Problem description:
Go through the material below and copy each line where the word "title" appears.
[start of Records supplied]
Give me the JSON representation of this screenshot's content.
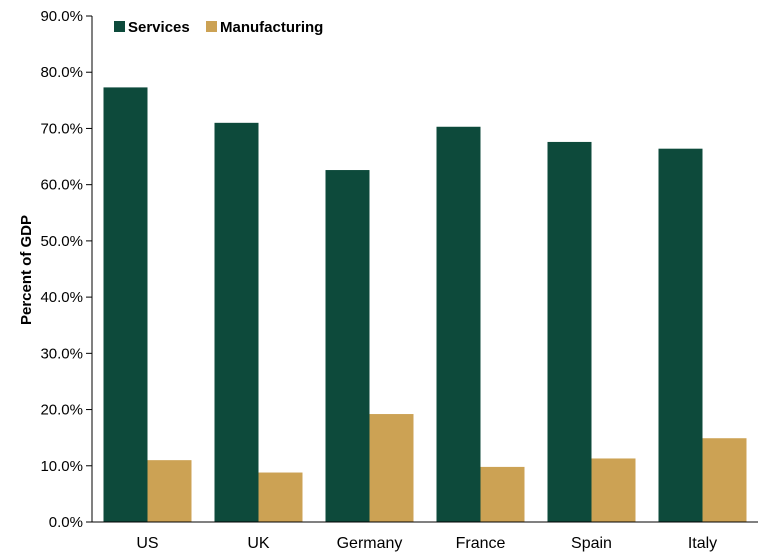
{
  "chart_data": {
    "type": "bar",
    "categories": [
      "US",
      "UK",
      "Germany",
      "France",
      "Spain",
      "Italy"
    ],
    "series": [
      {
        "name": "Services",
        "values": [
          77.3,
          71.0,
          62.6,
          70.3,
          67.6,
          66.4
        ],
        "color": "#0d4a3b"
      },
      {
        "name": "Manufacturing",
        "values": [
          11.0,
          8.8,
          19.2,
          9.8,
          11.3,
          14.9
        ],
        "color": "#cca254"
      }
    ],
    "title": "",
    "xlabel": "",
    "ylabel": "Percent of GDP",
    "ylim": [
      0,
      90
    ],
    "yticks": [
      0,
      10,
      20,
      30,
      40,
      50,
      60,
      70,
      80,
      90
    ],
    "ytick_labels": [
      "0.0%",
      "10.0%",
      "20.0%",
      "30.0%",
      "40.0%",
      "50.0%",
      "60.0%",
      "70.0%",
      "80.0%",
      "90.0%"
    ],
    "grid": false,
    "legend": "top-left"
  }
}
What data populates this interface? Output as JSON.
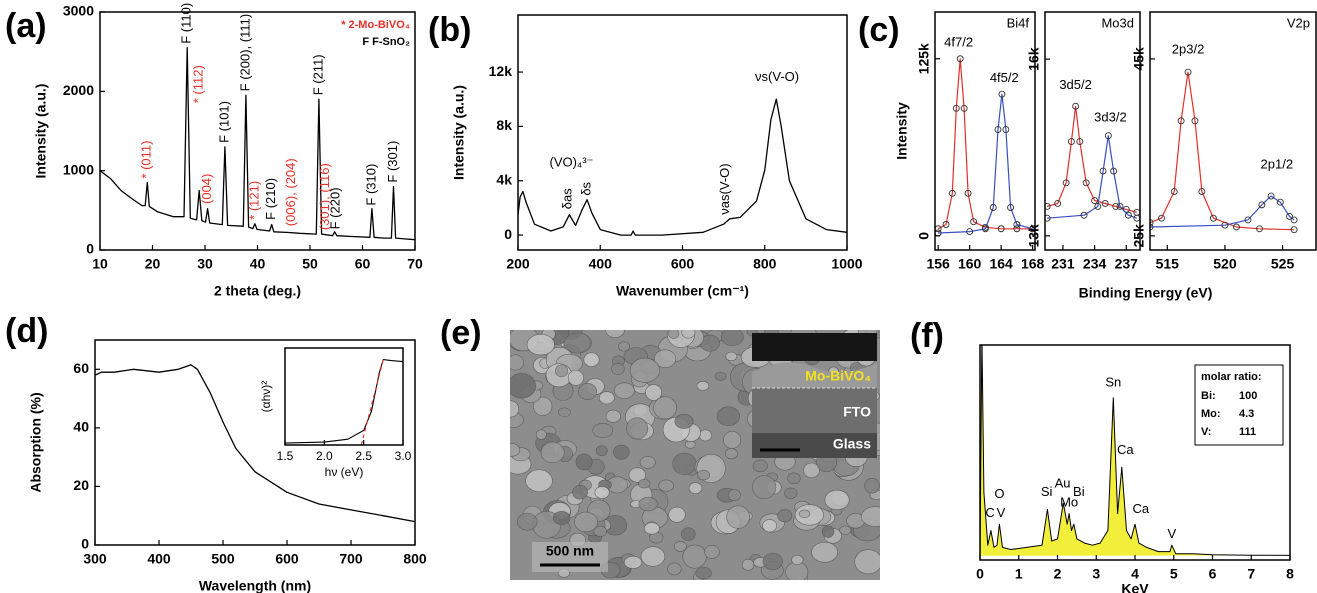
{
  "chart_data": [
    {
      "type": "line",
      "panel_label": "(a)",
      "xlabel": "2 theta (deg.)",
      "ylabel": "Intensity (a.u.)",
      "xlim": [
        10,
        70
      ],
      "xticks": [
        10,
        20,
        30,
        40,
        50,
        60,
        70
      ],
      "ylim": [
        0,
        3000
      ],
      "yticks": [
        0,
        1000,
        2000,
        3000
      ],
      "series": [
        {
          "color": "#000000",
          "x": [
            10,
            12,
            14,
            16,
            18,
            18.6,
            19,
            19.4,
            21,
            24,
            26,
            26.6,
            27.2,
            28.4,
            28.9,
            29.4,
            30.1,
            30.5,
            30.9,
            33.3,
            33.8,
            34.3,
            37.3,
            37.8,
            38.3,
            39.1,
            39.5,
            39.9,
            42.3,
            42.7,
            43.1,
            46,
            48,
            51.2,
            51.7,
            52.2,
            54.3,
            54.7,
            55.1,
            58,
            61.4,
            61.8,
            62.2,
            64,
            65.5,
            65.9,
            66.3,
            68,
            70
          ],
          "values": [
            1000,
            900,
            750,
            650,
            560,
            560,
            850,
            550,
            480,
            420,
            420,
            2550,
            400,
            380,
            750,
            370,
            350,
            520,
            340,
            320,
            1300,
            310,
            300,
            1950,
            290,
            270,
            330,
            260,
            240,
            320,
            230,
            220,
            210,
            200,
            1900,
            200,
            180,
            230,
            180,
            170,
            160,
            520,
            160,
            150,
            150,
            800,
            150,
            140,
            130
          ]
        }
      ],
      "legend_texts": [
        {
          "text": "* 2-Mo-BiVO₄",
          "color": "#e8302a"
        },
        {
          "text": "F  F-SnO₂",
          "color": "#000000"
        }
      ],
      "annotations": [
        {
          "text": "* (011)",
          "x": 19,
          "y": 900,
          "color": "#e8302a",
          "vertical": true
        },
        {
          "text": "F (110)",
          "x": 26.6,
          "y": 2600,
          "color": "#000000",
          "vertical": true
        },
        {
          "text": "* (112)",
          "x": 28.9,
          "y": 1850,
          "color": "#e8302a",
          "vertical": true
        },
        {
          "text": "(004)",
          "x": 30.5,
          "y": 580,
          "color": "#e8302a",
          "vertical": true
        },
        {
          "text": "F (101)",
          "x": 33.8,
          "y": 1350,
          "color": "#000000",
          "vertical": true
        },
        {
          "text": "F (200), (111)",
          "x": 37.8,
          "y": 2000,
          "color": "#000000",
          "vertical": true
        },
        {
          "text": "* (121)",
          "x": 39.5,
          "y": 380,
          "color": "#e8302a",
          "vertical": true
        },
        {
          "text": "F (210)",
          "x": 42.7,
          "y": 380,
          "color": "#000000",
          "vertical": true
        },
        {
          "text": "(006), (204)",
          "x": 46.5,
          "y": 300,
          "color": "#e8302a",
          "vertical": true
        },
        {
          "text": "F (211)",
          "x": 51.7,
          "y": 1950,
          "color": "#000000",
          "vertical": true
        },
        {
          "text": "(301), (116)",
          "x": 53,
          "y": 250,
          "color": "#e8302a",
          "vertical": true
        },
        {
          "text": "F (220)",
          "x": 55,
          "y": 260,
          "color": "#000000",
          "vertical": true
        },
        {
          "text": "F (310)",
          "x": 61.8,
          "y": 560,
          "color": "#000000",
          "vertical": true
        },
        {
          "text": "F (301)",
          "x": 65.9,
          "y": 850,
          "color": "#000000",
          "vertical": true
        }
      ]
    },
    {
      "type": "line",
      "panel_label": "(b)",
      "xlabel": "Wavenumber (cm⁻¹)",
      "ylabel": "Intensity (a.u.)",
      "xlim": [
        200,
        1000
      ],
      "xticks": [
        200,
        400,
        600,
        800,
        1000
      ],
      "ylim": [
        -1100,
        16200
      ],
      "yticks": [
        0,
        {
          "value": 4000,
          "label": "4k"
        },
        {
          "value": 8000,
          "label": "8k"
        },
        {
          "value": 12000,
          "label": "12k"
        }
      ],
      "series": [
        {
          "color": "#000000",
          "x": [
            200,
            205,
            212,
            220,
            240,
            280,
            310,
            325,
            340,
            355,
            368,
            380,
            400,
            450,
            475,
            480,
            485,
            550,
            650,
            700,
            715,
            740,
            780,
            800,
            815,
            828,
            840,
            860,
            900,
            950,
            1000
          ],
          "values": [
            1500,
            2800,
            3200,
            2400,
            800,
            300,
            600,
            1500,
            700,
            1800,
            2600,
            1600,
            400,
            0,
            0,
            300,
            0,
            0,
            200,
            800,
            1200,
            1300,
            2500,
            4800,
            8500,
            10000,
            8000,
            4000,
            1200,
            400,
            200
          ]
        }
      ],
      "annotations": [
        {
          "text": "νs(V-O)",
          "x": 830,
          "y": 11600
        },
        {
          "text": "(VO)₄³⁻",
          "x": 330,
          "y": 5300
        },
        {
          "text": "δas",
          "x": 322,
          "y": 1900,
          "vertical": true
        },
        {
          "text": "δs",
          "x": 368,
          "y": 2900,
          "vertical": true
        },
        {
          "text": "νas(V-O)",
          "x": 705,
          "y": 1500,
          "vertical": true
        }
      ]
    },
    {
      "type": "xps",
      "panel_label": "(c)",
      "xlabel": "Binding Energy (eV)",
      "ylabel": "Intensity",
      "subplots": [
        {
          "label": "Bi4f",
          "xlim": [
            155.6,
            168.3
          ],
          "xticks": [
            156,
            160,
            164,
            168
          ],
          "ylim": [
            -10000,
            158000
          ],
          "yticks": [
            0,
            {
              "value": 125000,
              "label": "125k"
            }
          ],
          "series": [
            {
              "color": "#e0302a",
              "x": [
                156,
                157,
                157.8,
                158.3,
                158.8,
                159.3,
                159.8,
                160.5,
                162,
                164,
                166,
                168
              ],
              "values": [
                5000,
                8000,
                30000,
                90000,
                125000,
                90000,
                30000,
                10000,
                6000,
                5000,
                5000,
                5000
              ]
            },
            {
              "color": "#3a4fbf",
              "x": [
                156,
                160,
                162,
                163,
                163.6,
                164.1,
                164.6,
                165.2,
                166,
                168
              ],
              "values": [
                2000,
                3000,
                5000,
                20000,
                75000,
                100000,
                75000,
                20000,
                8000,
                5000
              ]
            }
          ],
          "annotations": [
            {
              "text": "4f7/2",
              "x": 158.6,
              "y": 136000
            },
            {
              "text": "4f5/2",
              "x": 164.4,
              "y": 111000
            }
          ]
        },
        {
          "label": "Mo3d",
          "xlim": [
            229.3,
            238.3
          ],
          "xticks": [
            231,
            234,
            237
          ],
          "ylim": [
            12760,
            16800
          ],
          "yticks": [
            {
              "value": 13000,
              "label": "13k"
            },
            {
              "value": 16000,
              "label": "16k"
            }
          ],
          "series": [
            {
              "color": "#e0302a",
              "x": [
                229.5,
                230.5,
                231.3,
                231.8,
                232.2,
                232.6,
                233.2,
                234,
                235,
                236,
                237,
                238
              ],
              "values": [
                13500,
                13550,
                13900,
                14600,
                15200,
                14600,
                13900,
                13600,
                13550,
                13500,
                13450,
                13400
              ]
            },
            {
              "color": "#3a4fbf",
              "x": [
                229.5,
                233,
                234.3,
                234.8,
                235.3,
                235.8,
                236.4,
                237.2,
                238
              ],
              "values": [
                13300,
                13350,
                13500,
                14100,
                14700,
                14100,
                13500,
                13350,
                13300
              ]
            }
          ],
          "annotations": [
            {
              "text": "3d5/2",
              "x": 232.2,
              "y": 15550
            },
            {
              "text": "3d3/2",
              "x": 235.5,
              "y": 15000
            }
          ]
        },
        {
          "label": "V2p",
          "xlim": [
            513.5,
            527.9
          ],
          "xticks": [
            515,
            520,
            525
          ],
          "ylim": [
            23400,
            50300
          ],
          "yticks": [
            {
              "value": 25000,
              "label": "25k"
            },
            {
              "value": 45000,
              "label": "45k"
            }
          ],
          "series": [
            {
              "color": "#e0302a",
              "x": [
                513.5,
                514.5,
                515.6,
                516.2,
                516.8,
                517.4,
                518,
                519,
                521,
                523,
                526
              ],
              "values": [
                26500,
                27000,
                30000,
                38000,
                43500,
                38000,
                30000,
                27000,
                26000,
                25800,
                25700
              ]
            },
            {
              "color": "#3a4fbf",
              "x": [
                513.5,
                520,
                522,
                523.2,
                524,
                524.8,
                525.6,
                526
              ],
              "values": [
                26000,
                26200,
                26800,
                28500,
                29500,
                28800,
                27200,
                26800
              ]
            }
          ],
          "annotations": [
            {
              "text": "2p3/2",
              "x": 516.8,
              "y": 46000
            },
            {
              "text": "2p1/2",
              "x": 524.5,
              "y": 33000
            }
          ]
        }
      ]
    },
    {
      "type": "line",
      "panel_label": "(d)",
      "xlabel": "Wavelength (nm)",
      "ylabel": "Absorption (%)",
      "xlim": [
        300,
        800
      ],
      "xticks": [
        300,
        400,
        500,
        600,
        700,
        800
      ],
      "ylim": [
        0,
        70
      ],
      "yticks": [
        0,
        20,
        40,
        60
      ],
      "series": [
        {
          "color": "#000000",
          "x": [
            300,
            310,
            330,
            360,
            400,
            430,
            450,
            460,
            480,
            500,
            520,
            550,
            600,
            650,
            700,
            750,
            800
          ],
          "values": [
            58,
            59,
            59,
            60,
            59,
            60,
            61.5,
            60,
            52,
            42,
            33,
            25,
            18,
            14,
            12,
            10,
            8
          ]
        }
      ],
      "inset": {
        "xlabel": "hν (eV)",
        "ylabel": "(αhν)²",
        "xlim": [
          1.5,
          3.0
        ],
        "xticks": [
          1.5,
          {
            "value": 2.0,
            "label": "2.0"
          },
          2.5,
          {
            "value": 3.0,
            "label": "3.0"
          }
        ],
        "ylim": [
          0,
          1
        ],
        "series": [
          {
            "color": "#000000",
            "x": [
              1.5,
              2.0,
              2.3,
              2.5,
              2.6,
              2.7,
              2.75,
              2.85,
              3.0
            ],
            "values": [
              0.02,
              0.03,
              0.06,
              0.15,
              0.35,
              0.75,
              0.88,
              0.87,
              0.86
            ]
          },
          {
            "color": "#e0302a",
            "dashed": true,
            "x": [
              2.47,
              2.75
            ],
            "values": [
              0,
              0.88
            ]
          }
        ]
      }
    },
    {
      "type": "image",
      "panel_label": "(e)",
      "scale_bar_label": "500 nm",
      "inset_labels": [
        {
          "text": "Mo-BiVO₄",
          "color": "#f2e21e"
        },
        {
          "text": "FTO",
          "color": "#ffffff"
        },
        {
          "text": "Glass",
          "color": "#ffffff"
        }
      ]
    },
    {
      "type": "area",
      "panel_label": "(f)",
      "xlabel": "KeV",
      "xlim": [
        0,
        8
      ],
      "xticks": [
        0,
        1,
        2,
        3,
        4,
        5,
        6,
        7,
        8
      ],
      "ylim": [
        -0.02,
        1
      ],
      "series": [
        {
          "color": "#000000",
          "fill": "#f2ef3a",
          "x": [
            0,
            0.05,
            0.1,
            0.2,
            0.28,
            0.36,
            0.44,
            0.5,
            0.58,
            0.8,
            1.2,
            1.6,
            1.74,
            1.85,
            2.0,
            2.15,
            2.25,
            2.3,
            2.36,
            2.42,
            2.5,
            2.7,
            2.9,
            3.1,
            3.3,
            3.44,
            3.55,
            3.66,
            3.78,
            3.9,
            4.0,
            4.1,
            4.3,
            4.6,
            4.9,
            4.95,
            5.05,
            5.5,
            6,
            7,
            8
          ],
          "values": [
            0,
            1.05,
            0.3,
            0.05,
            0.12,
            0.04,
            0.05,
            0.15,
            0.04,
            0.03,
            0.04,
            0.05,
            0.22,
            0.07,
            0.08,
            0.25,
            0.15,
            0.2,
            0.12,
            0.15,
            0.08,
            0.06,
            0.05,
            0.06,
            0.12,
            0.75,
            0.2,
            0.42,
            0.12,
            0.08,
            0.15,
            0.06,
            0.04,
            0.02,
            0.02,
            0.05,
            0.01,
            0.01,
            0.005,
            0.003,
            0.002
          ]
        }
      ],
      "annotations": [
        {
          "text": "C",
          "x": 0.26,
          "y": 0.2
        },
        {
          "text": "V",
          "x": 0.54,
          "y": 0.2
        },
        {
          "text": "O",
          "x": 0.5,
          "y": 0.29
        },
        {
          "text": "Si",
          "x": 1.72,
          "y": 0.3
        },
        {
          "text": "Au",
          "x": 2.13,
          "y": 0.34
        },
        {
          "text": "Mo",
          "x": 2.3,
          "y": 0.25
        },
        {
          "text": "Bi",
          "x": 2.55,
          "y": 0.3
        },
        {
          "text": "Sn",
          "x": 3.44,
          "y": 0.82
        },
        {
          "text": "Ca",
          "x": 3.75,
          "y": 0.5
        },
        {
          "text": "Ca",
          "x": 4.15,
          "y": 0.22
        },
        {
          "text": "V",
          "x": 4.95,
          "y": 0.1
        }
      ],
      "legend_box": {
        "title": "molar ratio:",
        "rows": [
          [
            "Bi:",
            100
          ],
          [
            "Mo:",
            4.3
          ],
          [
            "V:",
            111
          ]
        ]
      }
    }
  ]
}
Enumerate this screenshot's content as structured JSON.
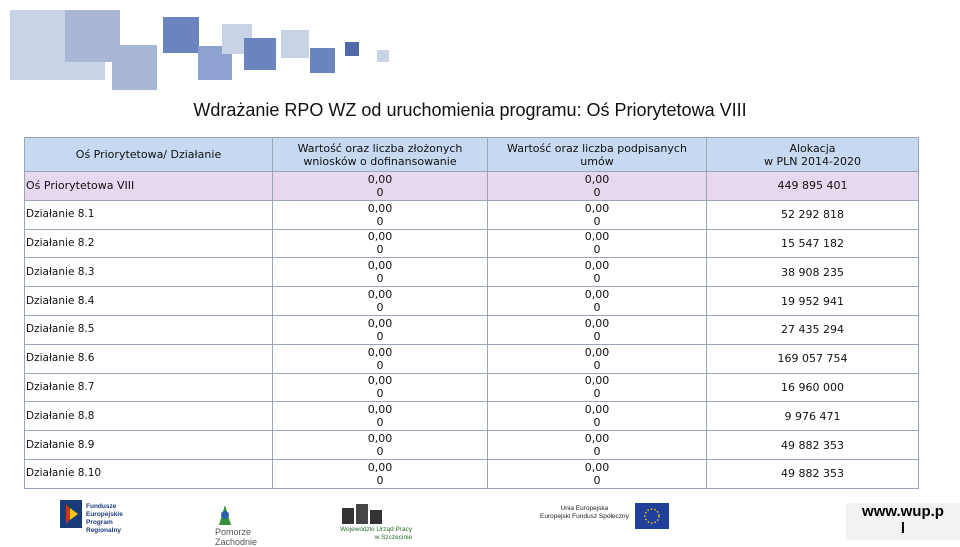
{
  "header": {
    "title": "Wdrażanie RPO WZ od uruchomienia programu: Oś Priorytetowa VIII"
  },
  "table": {
    "columns": [
      [
        "Oś Priorytetowa/ Działanie"
      ],
      [
        "Wartość oraz liczba złożonych",
        "wniosków o dofinansowanie"
      ],
      [
        "Wartość oraz liczba podpisanych",
        "umów"
      ],
      [
        "Alokacja",
        "w PLN 2014-2020"
      ]
    ],
    "rows": [
      [
        "Oś Priorytetowa VIII",
        "0,00",
        "0",
        "0,00",
        "0",
        "449 895 401"
      ],
      [
        "Działanie 8.1",
        "0,00",
        "0",
        "0,00",
        "0",
        "52 292 818"
      ],
      [
        "Działanie 8.2",
        "0,00",
        "0",
        "0,00",
        "0",
        "15 547 182"
      ],
      [
        "Działanie 8.3",
        "0,00",
        "0",
        "0,00",
        "0",
        "38 908 235"
      ],
      [
        "Działanie 8.4",
        "0,00",
        "0",
        "0,00",
        "0",
        "19 952 941"
      ],
      [
        "Działanie 8.5",
        "0,00",
        "0",
        "0,00",
        "0",
        "27 435 294"
      ],
      [
        "Działanie 8.6",
        "0,00",
        "0",
        "0,00",
        "0",
        "169 057 754"
      ],
      [
        "Działanie 8.7",
        "0,00",
        "0",
        "0,00",
        "0",
        "16 960 000"
      ],
      [
        "Działanie 8.8",
        "0,00",
        "0",
        "0,00",
        "0",
        "9 976 471"
      ],
      [
        "Działanie 8.9",
        "0,00",
        "0",
        "0,00",
        "0",
        "49 882 353"
      ],
      [
        "Działanie 8.10",
        "0,00",
        "0",
        "0,00",
        "0",
        "49 882 353"
      ]
    ]
  },
  "footer": {
    "logos": [
      [
        "Fundusze",
        "Europejskie",
        "Program Regionalny"
      ],
      [
        "Pomorze",
        "Zachodnie"
      ],
      [
        "Wojewódzki Urząd Pracy",
        "w Szczecinie"
      ],
      [
        "Unia Europejska",
        "Europejski Fundusz Społeczny"
      ]
    ],
    "website": [
      "www.wup.p",
      "l"
    ]
  }
}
[end of Records supplied]
Correct output:
    "title": "",
        "title": "molar ratio:",
    "title": "Wdrażanie RPO WZ od uruchomienia programu: Oś Priorytetowa VIII"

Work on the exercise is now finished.